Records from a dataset
::::
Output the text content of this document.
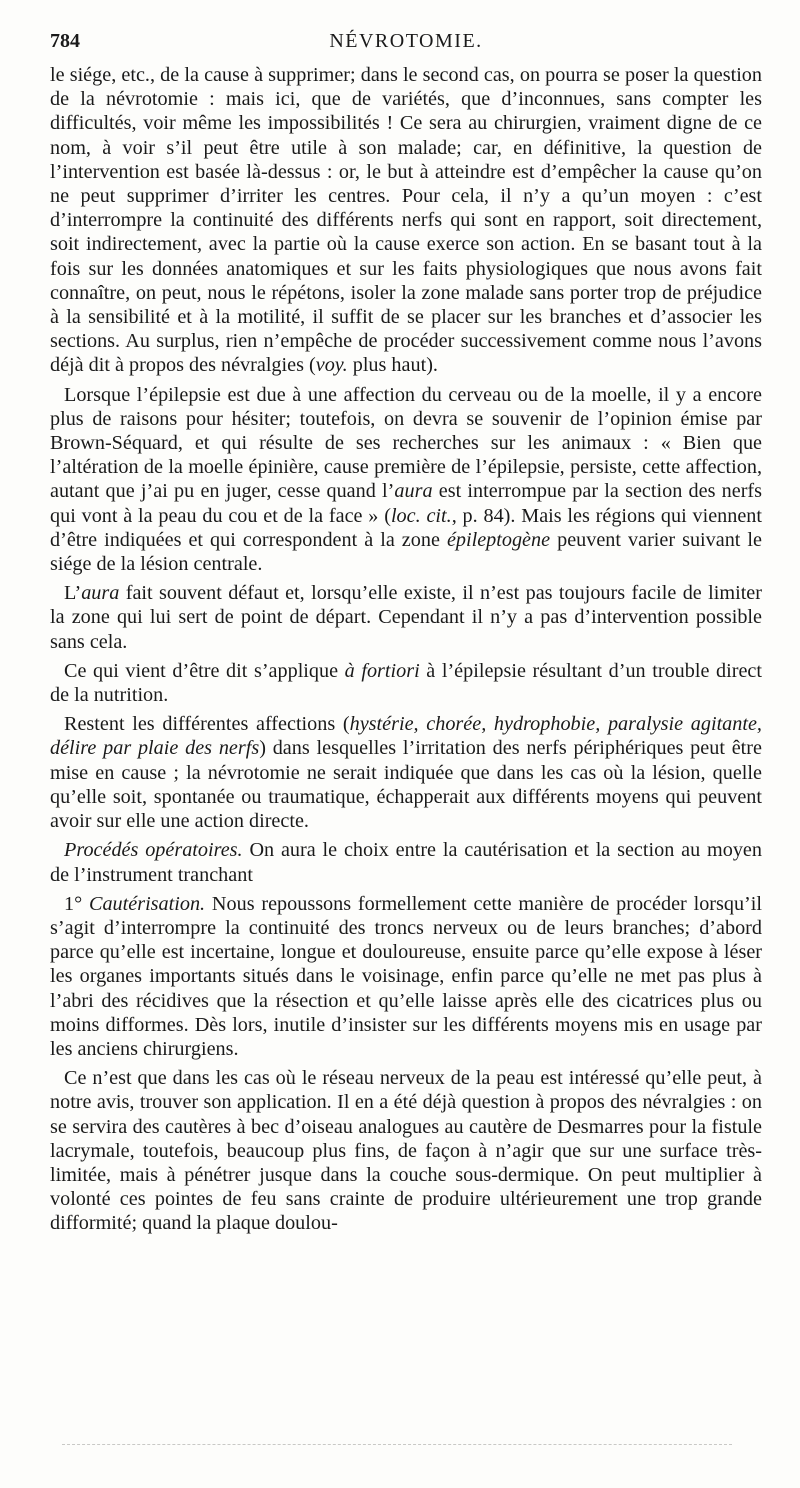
784	NÉVROTOMIE.

le siége, etc., de la cause à supprimer; dans le second cas, on pourra se poser la question de la névrotomie : mais ici, que de variétés, que d’inconnues, sans compter les difficultés, voir même les impossibilités ! Ce sera au chirurgien, vraiment digne de ce nom, à voir s’il peut être utile à son malade; car, en définitive, la question de l’intervention est basée là-dessus : or, le but à atteindre est d’empêcher la cause qu’on ne peut supprimer d’irriter les centres. Pour cela, il n’y a qu’un moyen : c’est d’interrompre la continuité des différents nerfs qui sont en rapport, soit directement, soit indirectement, avec la partie où la cause exerce son action. En se basant tout à la fois sur les données anatomiques et sur les faits physiologiques que nous avons fait connaître, on peut, nous le répétons, isoler la zone malade sans porter trop de préjudice à la sensibilité et à la motilité, il suffit de se placer sur les branches et d’associer les sections. Au surplus, rien n’empêche de procéder successivement comme nous l’avons déjà dit à propos des névralgies (voy. plus haut).

Lorsque l’épilepsie est due à une affection du cerveau ou de la moelle, il y a encore plus de raisons pour hésiter; toutefois, on devra se souvenir de l’opinion émise par Brown-Séquard, et qui résulte de ses recherches sur les animaux : « Bien que l’altération de la moelle épinière, cause première de l’épilepsie, persiste, cette affection, autant que j’ai pu en juger, cesse quand l’aura est interrompue par la section des nerfs qui vont à la peau du cou et de la face » (loc. cit., p. 84). Mais les régions qui viennent d’être indiquées et qui correspondent à la zone épileptogène peuvent varier suivant le siége de la lésion centrale.

L’aura fait souvent défaut et, lorsqu’elle existe, il n’est pas toujours facile de limiter la zone qui lui sert de point de départ. Cependant il n’y a pas d’intervention possible sans cela.

Ce qui vient d’être dit s’applique à fortiori à l’épilepsie résultant d’un trouble direct de la nutrition.

Restent les différentes affections (hystérie, chorée, hydrophobie, paralysie agitante, délire par plaie des nerfs) dans lesquelles l’irritation des nerfs périphériques peut être mise en cause ; la névrotomie ne serait indiquée que dans les cas où la lésion, quelle qu’elle soit, spontanée ou traumatique, échapperait aux différents moyens qui peuvent avoir sur elle une action directe.

Procédés opératoires. On aura le choix entre la cautérisation et la section au moyen de l’instrument tranchant

1° Cautérisation. Nous repoussons formellement cette manière de procéder lorsqu’il s’agit d’interrompre la continuité des troncs nerveux ou de leurs branches; d’abord parce qu’elle est incertaine, longue et douloureuse, ensuite parce qu’elle expose à léser les organes importants situés dans le voisinage, enfin parce qu’elle ne met pas plus à l’abri des récidives que la résection et qu’elle laisse après elle des cicatrices plus ou moins difformes. Dès lors, inutile d’insister sur les différents moyens mis en usage par les anciens chirurgiens.

Ce n’est que dans les cas où le réseau nerveux de la peau est intéressé qu’elle peut, à notre avis, trouver son application. Il en a été déjà question à propos des névralgies : on se servira des cautères à bec d’oiseau analogues au cautère de Desmarres pour la fistule lacrymale, toutefois, beaucoup plus fins, de façon à n’agir que sur une surface très-limitée, mais à pénétrer jusque dans la couche sous-dermique. On peut multiplier à volonté ces pointes de feu sans crainte de produire ultérieurement une trop grande difformité; quand la plaque doulou-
::::
[TO BE DONE]
Copy out the entries verbatim and leave the images out.

[EXERCISE OUTPUT]
Output the text content of this document.
784	NÉVROTOMIE.

le siége, etc., de la cause à supprimer; dans le second cas, on pourra se poser la question de la névrotomie : mais ici, que de variétés, que d’inconnues, sans compter les difficultés, voir même les impossibilités ! Ce sera au chirurgien, vraiment digne de ce nom, à voir s’il peut être utile à son malade; car, en définitive, la question de l’intervention est basée là-dessus : or, le but à atteindre est d’empêcher la cause qu’on ne peut supprimer d’irriter les centres. Pour cela, il n’y a qu’un moyen : c’est d’interrompre la continuité des différents nerfs qui sont en rapport, soit directement, soit indirectement, avec la partie où la cause exerce son action. En se basant tout à la fois sur les données anatomiques et sur les faits physiologiques que nous avons fait connaître, on peut, nous le répétons, isoler la zone malade sans porter trop de préjudice à la sensibilité et à la motilité, il suffit de se placer sur les branches et d’associer les sections. Au surplus, rien n’empêche de procéder successivement comme nous l’avons déjà dit à propos des névralgies (voy. plus haut).

Lorsque l’épilepsie est due à une affection du cerveau ou de la moelle, il y a encore plus de raisons pour hésiter; toutefois, on devra se souvenir de l’opinion émise par Brown-Séquard, et qui résulte de ses recherches sur les animaux : « Bien que l’altération de la moelle épinière, cause première de l’épilepsie, persiste, cette affection, autant que j’ai pu en juger, cesse quand l’aura est interrompue par la section des nerfs qui vont à la peau du cou et de la face » (loc. cit., p. 84). Mais les régions qui viennent d’être indiquées et qui correspondent à la zone épileptogène peuvent varier suivant le siége de la lésion centrale.

L’aura fait souvent défaut et, lorsqu’elle existe, il n’est pas toujours facile de limiter la zone qui lui sert de point de départ. Cependant il n’y a pas d’intervention possible sans cela.

Ce qui vient d’être dit s’applique à fortiori à l’épilepsie résultant d’un trouble direct de la nutrition.

Restent les différentes affections (hystérie, chorée, hydrophobie, paralysie agitante, délire par plaie des nerfs) dans lesquelles l’irritation des nerfs périphériques peut être mise en cause ; la névrotomie ne serait indiquée que dans les cas où la lésion, quelle qu’elle soit, spontanée ou traumatique, échapperait aux différents moyens qui peuvent avoir sur elle une action directe.

Procédés opératoires. On aura le choix entre la cautérisation et la section au moyen de l’instrument tranchant

1° Cautérisation. Nous repoussons formellement cette manière de procéder lorsqu’il s’agit d’interrompre la continuité des troncs nerveux ou de leurs branches; d’abord parce qu’elle est incertaine, longue et douloureuse, ensuite parce qu’elle expose à léser les organes importants situés dans le voisinage, enfin parce qu’elle ne met pas plus à l’abri des récidives que la résection et qu’elle laisse après elle des cicatrices plus ou moins difformes. Dès lors, inutile d’insister sur les différents moyens mis en usage par les anciens chirurgiens.

Ce n’est que dans les cas où le réseau nerveux de la peau est intéressé qu’elle peut, à notre avis, trouver son application. Il en a été déjà question à propos des névralgies : on se servira des cautères à bec d’oiseau analogues au cautère de Desmarres pour la fistule lacrymale, toutefois, beaucoup plus fins, de façon à n’agir que sur une surface très-limitée, mais à pénétrer jusque dans la couche sous-dermique. On peut multiplier à volonté ces pointes de feu sans crainte de produire ultérieurement une trop grande difformité; quand la plaque doulou-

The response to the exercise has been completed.